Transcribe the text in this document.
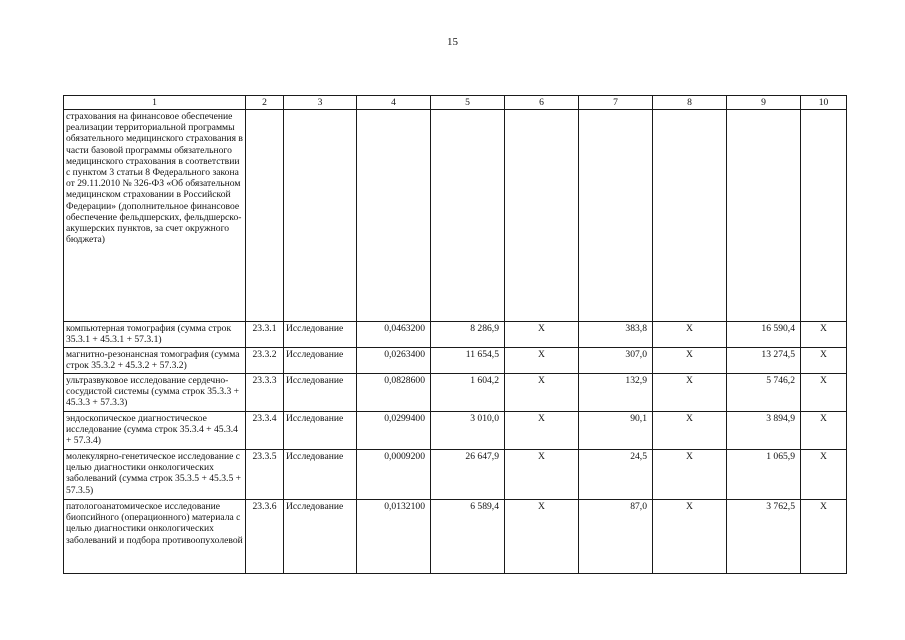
15
1	2	3	4	5	6	7	8	9	10
страхования на финансовое обеспечение реализации территориальной программы обязательного медицинского страхования в части базовой программы обязательного медицинского страхования в соответствии с пунктом 3 статьи 8 Федерального закона от 29.11.2010 № 326-ФЗ «Об обязательном медицинском страховании в Российской Федерации» (дополнительное финансовое обеспечение фельдшерских, фельдшерско-акушерских пунктов, за счет окружного бюджета)									
компьютерная томография (сумма строк 35.3.1 + 45.3.1 + 57.3.1)	23.3.1	Исследование	0,0463200	8 286,9	X	383,8	X	16 590,4	X
магнитно-резонансная томография (сумма строк 35.3.2 + 45.3.2 + 57.3.2)	23.3.2	Исследование	0,0263400	11 654,5	X	307,0	X	13 274,5	X
ультразвуковое исследование сердечно-сосудистой системы (сумма строк 35.3.3 + 45.3.3 + 57.3.3)	23.3.3	Исследование	0,0828600	1 604,2	X	132,9	X	5 746,2	X
эндоскопическое диагностическое исследование (сумма строк 35.3.4 + 45.3.4 + 57.3.4)	23.3.4	Исследование	0,0299400	3 010,0	X	90,1	X	3 894,9	X
молекулярно-генетическое исследование с целью диагностики онкологических заболеваний (сумма строк 35.3.5 + 45.3.5 + 57.3.5)	23.3.5	Исследование	0,0009200	26 647,9	X	24,5	X	1 065,9	X
патологоанатомическое исследование биопсийного (операционного) материала с целью диагностики онкологических заболеваний и подбора противоопухолевой	23.3.6	Исследование	0,0132100	6 589,4	X	87,0	X	3 762,5	X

=======

■ **DIRECTION**
Show each line of the data that contains the string "томография".

■ **WRITTEN REPLY**
компьютерная томография (сумма строк 35.3.1 + 45.3.1 + 57.3.1)	23.3.1	Исследование	0,0463200	8 286,9	X	383,8	X	16 590,4	X
магнитно-резонансная томография (сумма строк 35.3.2 + 45.3.2 + 57.3.2)	23.3.2	Исследование	0,0263400	11 654,5	X	307,0	X	13 274,5	X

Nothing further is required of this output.